[start of Material]

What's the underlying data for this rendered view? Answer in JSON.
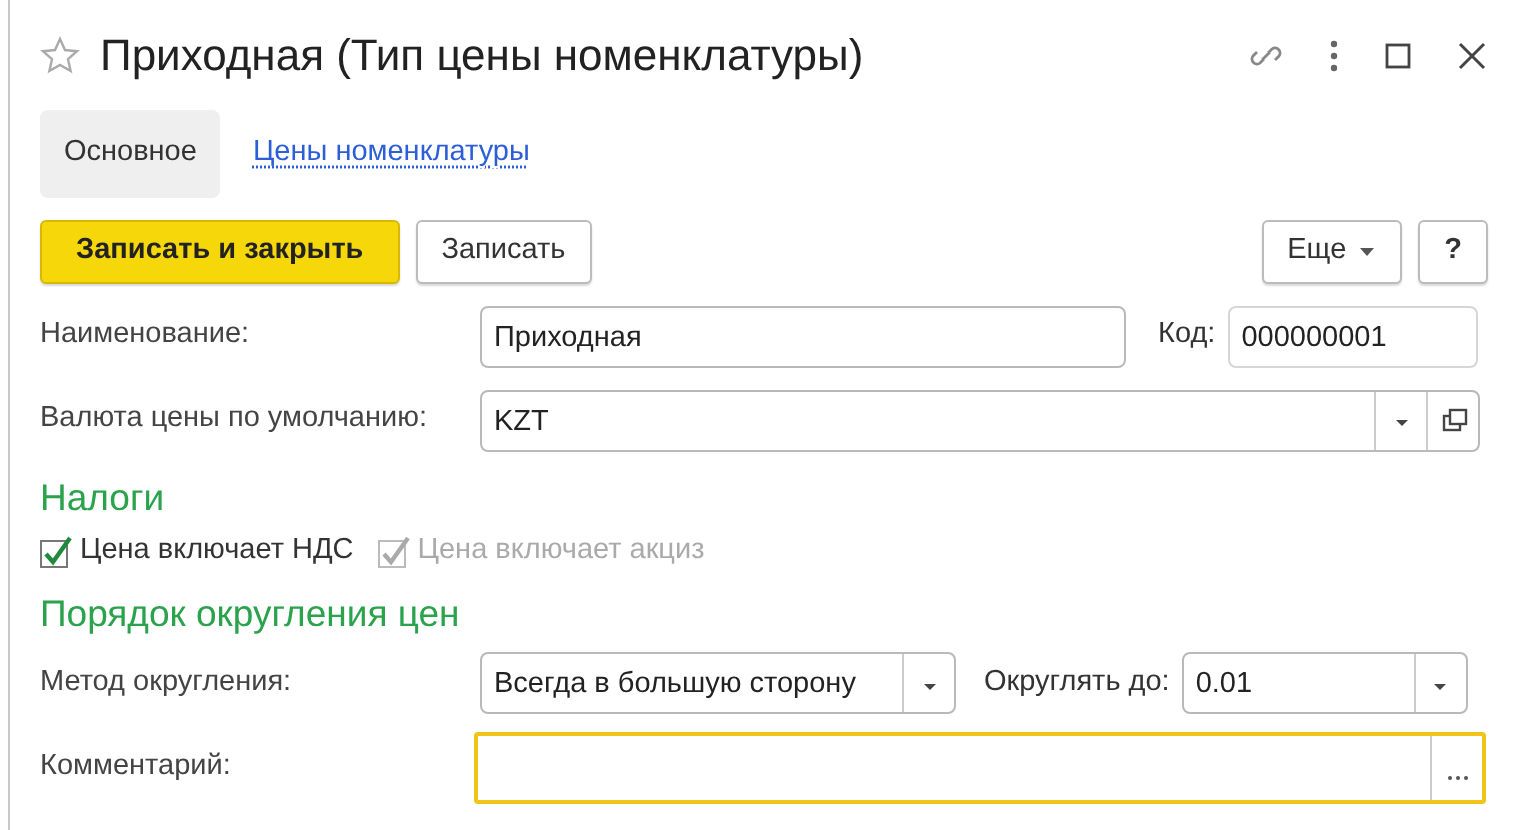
{
  "window": {
    "title": "Приходная (Тип цены номенклатуры)",
    "favorite": false
  },
  "tabs": [
    {
      "label": "Основное",
      "selected": true
    },
    {
      "label": "Цены номенклатуры",
      "selected": false
    }
  ],
  "toolbar": [
    {
      "label": "Записать и закрыть",
      "kind": "primary"
    },
    {
      "label": "Записать",
      "kind": "plain"
    },
    {
      "label": "Еще",
      "kind": "menu"
    },
    {
      "label": "?",
      "kind": "help"
    }
  ],
  "name_field": {
    "label": "Наименование:",
    "value": "Приходная"
  },
  "code_field": {
    "label": "Код:",
    "value": "000000001"
  },
  "currency_field": {
    "label": "Валюта цены по умолчанию:",
    "value": "KZT"
  },
  "taxes": {
    "heading": "Налоги",
    "checkboxes": [
      {
        "label": "Цена включает НДС",
        "checked": true,
        "disabled": false
      },
      {
        "label": "Цена включает акциз",
        "checked": true,
        "disabled": true
      }
    ]
  },
  "rounding": {
    "heading": "Порядок округления цен",
    "method": {
      "label": "Метод округления:",
      "value": "Всегда в большую сторону"
    },
    "precision": {
      "label": "Округлять до:",
      "value": "0.01"
    }
  },
  "comment_field": {
    "label": "Комментарий:",
    "focused": true
  }
}
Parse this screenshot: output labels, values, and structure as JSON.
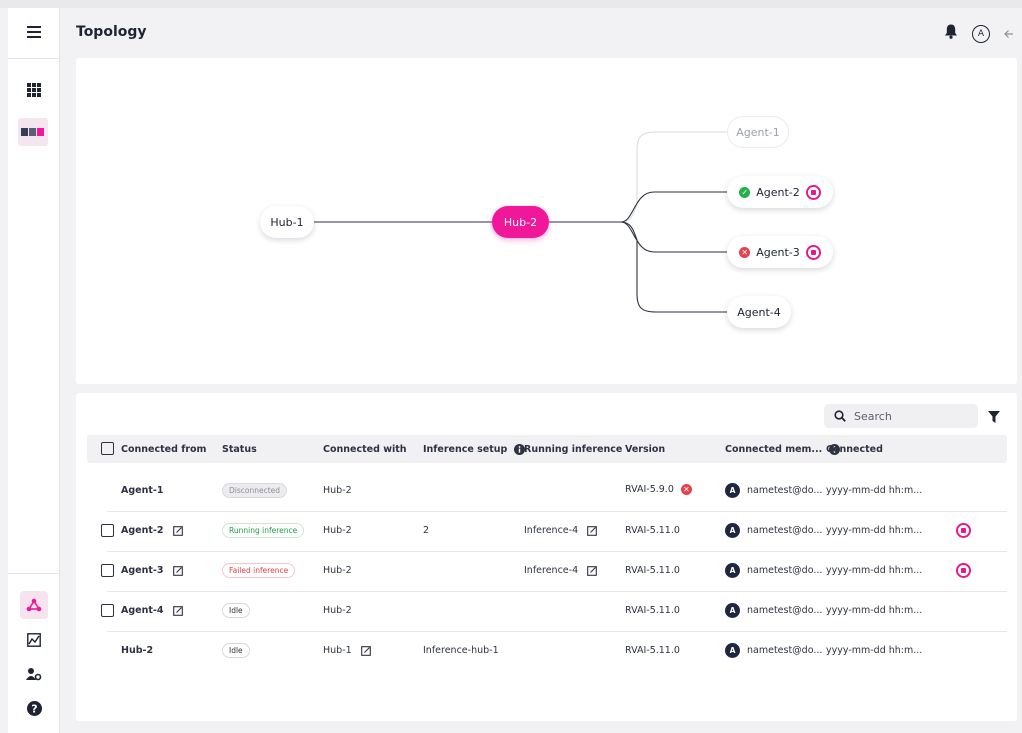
{
  "page": {
    "title": "Topology"
  },
  "header": {
    "avatar_letter": "A"
  },
  "topology": {
    "nodes": {
      "hub1": "Hub-1",
      "hub2": "Hub-2",
      "agent1": "Agent-1",
      "agent2": "Agent-2",
      "agent3": "Agent-3",
      "agent4": "Agent-4"
    }
  },
  "search": {
    "placeholder": "Search"
  },
  "table": {
    "headers": {
      "connected_from": "Connected from",
      "status": "Status",
      "connected_with": "Connected with",
      "inference_setup": "Inference setup",
      "running_inference": "Running inference",
      "version": "Version",
      "connected_members": "Connected mem...",
      "connected": "Connected"
    },
    "rows": [
      {
        "from": "Agent-1",
        "status": "Disconnected",
        "with": "Hub-2",
        "setup": "",
        "running": "",
        "version": "RVAI-5.9.0",
        "member_avatar": "A",
        "member": "nametest@do...",
        "connected": "yyyy-mm-dd hh:m..."
      },
      {
        "from": "Agent-2",
        "status": "Running inference",
        "with": "Hub-2",
        "setup": "2",
        "running": "Inference-4",
        "version": "RVAI-5.11.0",
        "member_avatar": "A",
        "member": "nametest@do...",
        "connected": "yyyy-mm-dd hh:m..."
      },
      {
        "from": "Agent-3",
        "status": "Failed inference",
        "with": "Hub-2",
        "setup": "",
        "running": "Inference-4",
        "version": "RVAI-5.11.0",
        "member_avatar": "A",
        "member": "nametest@do...",
        "connected": "yyyy-mm-dd hh:m..."
      },
      {
        "from": "Agent-4",
        "status": "Idle",
        "with": "Hub-2",
        "setup": "",
        "running": "",
        "version": "RVAI-5.11.0",
        "member_avatar": "A",
        "member": "nametest@do...",
        "connected": "yyyy-mm-dd hh:m..."
      },
      {
        "from": "Hub-2",
        "status": "Idle",
        "with": "Hub-1",
        "setup": "Inference-hub-1",
        "running": "",
        "version": "RVAI-5.11.0",
        "member_avatar": "A",
        "member": "nametest@do...",
        "connected": "yyyy-mm-dd hh:m..."
      }
    ]
  },
  "colors": {
    "accent": "#f0179a",
    "success": "#22b04b",
    "error": "#e5414c",
    "dark": "#1f2433"
  }
}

[end of Material]

Which lines of the data above contain "true"? Copy each one.

      "selected": true
        "checked": true,
        "checked": true,
        "disabled": true
    "focused": true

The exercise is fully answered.